------ Record extracts

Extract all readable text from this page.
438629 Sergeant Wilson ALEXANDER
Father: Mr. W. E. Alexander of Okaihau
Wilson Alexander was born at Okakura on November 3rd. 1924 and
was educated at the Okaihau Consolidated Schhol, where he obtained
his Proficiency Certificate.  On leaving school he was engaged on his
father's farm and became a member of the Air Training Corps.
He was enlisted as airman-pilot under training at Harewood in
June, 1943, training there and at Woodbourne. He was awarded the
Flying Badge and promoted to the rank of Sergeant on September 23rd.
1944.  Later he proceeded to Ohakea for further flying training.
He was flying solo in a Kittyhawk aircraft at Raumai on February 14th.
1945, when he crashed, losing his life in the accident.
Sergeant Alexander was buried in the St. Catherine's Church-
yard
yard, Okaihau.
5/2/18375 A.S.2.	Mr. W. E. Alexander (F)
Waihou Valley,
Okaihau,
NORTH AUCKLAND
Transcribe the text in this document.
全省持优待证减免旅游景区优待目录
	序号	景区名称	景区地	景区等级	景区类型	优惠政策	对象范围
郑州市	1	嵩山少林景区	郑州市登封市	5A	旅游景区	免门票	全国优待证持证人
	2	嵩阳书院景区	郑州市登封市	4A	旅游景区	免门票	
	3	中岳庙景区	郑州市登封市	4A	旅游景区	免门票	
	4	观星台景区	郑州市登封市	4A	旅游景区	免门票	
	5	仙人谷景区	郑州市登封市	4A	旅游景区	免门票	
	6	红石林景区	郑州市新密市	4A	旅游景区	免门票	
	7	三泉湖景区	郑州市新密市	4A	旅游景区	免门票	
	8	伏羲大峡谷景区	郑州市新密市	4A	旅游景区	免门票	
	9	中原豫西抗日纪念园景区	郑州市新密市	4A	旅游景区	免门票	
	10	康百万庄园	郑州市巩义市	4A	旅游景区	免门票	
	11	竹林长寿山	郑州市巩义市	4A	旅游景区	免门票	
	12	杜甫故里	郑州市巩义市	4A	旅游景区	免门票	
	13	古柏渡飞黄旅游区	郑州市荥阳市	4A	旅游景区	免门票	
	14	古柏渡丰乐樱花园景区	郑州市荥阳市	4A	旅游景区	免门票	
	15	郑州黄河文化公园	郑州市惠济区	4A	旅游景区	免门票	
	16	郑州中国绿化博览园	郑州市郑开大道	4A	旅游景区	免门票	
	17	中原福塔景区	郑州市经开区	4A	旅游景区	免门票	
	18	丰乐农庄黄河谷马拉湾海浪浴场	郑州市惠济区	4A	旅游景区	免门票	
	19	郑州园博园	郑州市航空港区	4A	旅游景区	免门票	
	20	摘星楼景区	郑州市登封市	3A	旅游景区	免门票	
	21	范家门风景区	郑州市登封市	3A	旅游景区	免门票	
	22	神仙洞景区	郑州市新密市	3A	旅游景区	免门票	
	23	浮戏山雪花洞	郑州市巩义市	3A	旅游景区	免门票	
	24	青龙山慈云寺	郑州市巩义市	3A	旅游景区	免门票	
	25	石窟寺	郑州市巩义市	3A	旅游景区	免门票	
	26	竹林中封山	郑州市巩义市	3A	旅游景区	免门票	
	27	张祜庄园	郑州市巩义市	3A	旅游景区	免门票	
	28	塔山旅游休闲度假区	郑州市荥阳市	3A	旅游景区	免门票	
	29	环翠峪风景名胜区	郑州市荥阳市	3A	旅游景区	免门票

------------

Using the data above, output each line exactly.

## [Output of the task]
Extract all readable text from this page.
438629 Sergeant Wilson ALEXANDER
Father: Mr. W. E. Alexander of Okaihau
Wilson Alexander was born at Okakura on November 3rd. 1924 and
was educated at the Okaihau Consolidated Schhol, where he obtained
his Proficiency Certificate.  On leaving school he was engaged on his
father's farm and became a member of the Air Training Corps.
He was enlisted as airman-pilot under training at Harewood in
June, 1943, training there and at Woodbourne. He was awarded the
Flying Badge and promoted to the rank of Sergeant on September 23rd.
1944.  Later he proceeded to Ohakea for further flying training.
He was flying solo in a Kittyhawk aircraft at Raumai on February 14th.
1945, when he crashed, losing his life in the accident.
Sergeant Alexander was buried in the St. Catherine's Church-
yard
yard, Okaihau.
5/2/18375 A.S.2.	Mr. W. E. Alexander (F)
Waihou Valley,
Okaihau,
NORTH AUCKLAND
Transcribe the text in this document.
全省持优待证减免旅游景区优待目录
	序号	景区名称	景区地	景区等级	景区类型	优惠政策	对象范围
郑州市	1	嵩山少林景区	郑州市登封市	5A	旅游景区	免门票	全国优待证持证人
	2	嵩阳书院景区	郑州市登封市	4A	旅游景区	免门票	
	3	中岳庙景区	郑州市登封市	4A	旅游景区	免门票	
	4	观星台景区	郑州市登封市	4A	旅游景区	免门票	
	5	仙人谷景区	郑州市登封市	4A	旅游景区	免门票	
	6	红石林景区	郑州市新密市	4A	旅游景区	免门票	
	7	三泉湖景区	郑州市新密市	4A	旅游景区	免门票	
	8	伏羲大峡谷景区	郑州市新密市	4A	旅游景区	免门票	
	9	中原豫西抗日纪念园景区	郑州市新密市	4A	旅游景区	免门票	
	10	康百万庄园	郑州市巩义市	4A	旅游景区	免门票	
	11	竹林长寿山	郑州市巩义市	4A	旅游景区	免门票	
	12	杜甫故里	郑州市巩义市	4A	旅游景区	免门票	
	13	古柏渡飞黄旅游区	郑州市荥阳市	4A	旅游景区	免门票	
	14	古柏渡丰乐樱花园景区	郑州市荥阳市	4A	旅游景区	免门票	
	15	郑州黄河文化公园	郑州市惠济区	4A	旅游景区	免门票	
	16	郑州中国绿化博览园	郑州市郑开大道	4A	旅游景区	免门票	
	17	中原福塔景区	郑州市经开区	4A	旅游景区	免门票	
	18	丰乐农庄黄河谷马拉湾海浪浴场	郑州市惠济区	4A	旅游景区	免门票	
	19	郑州园博园	郑州市航空港区	4A	旅游景区	免门票	
	20	摘星楼景区	郑州市登封市	3A	旅游景区	免门票	
	21	范家门风景区	郑州市登封市	3A	旅游景区	免门票	
	22	神仙洞景区	郑州市新密市	3A	旅游景区	免门票	
	23	浮戏山雪花洞	郑州市巩义市	3A	旅游景区	免门票	
	24	青龙山慈云寺	郑州市巩义市	3A	旅游景区	免门票	
	25	石窟寺	郑州市巩义市	3A	旅游景区	免门票	
	26	竹林中封山	郑州市巩义市	3A	旅游景区	免门票	
	27	张祜庄园	郑州市巩义市	3A	旅游景区	免门票	
	28	塔山旅游休闲度假区	郑州市荥阳市	3A	旅游景区	免门票	
	29	环翠峪风景名胜区	郑州市荥阳市	3A	旅游景区	免门票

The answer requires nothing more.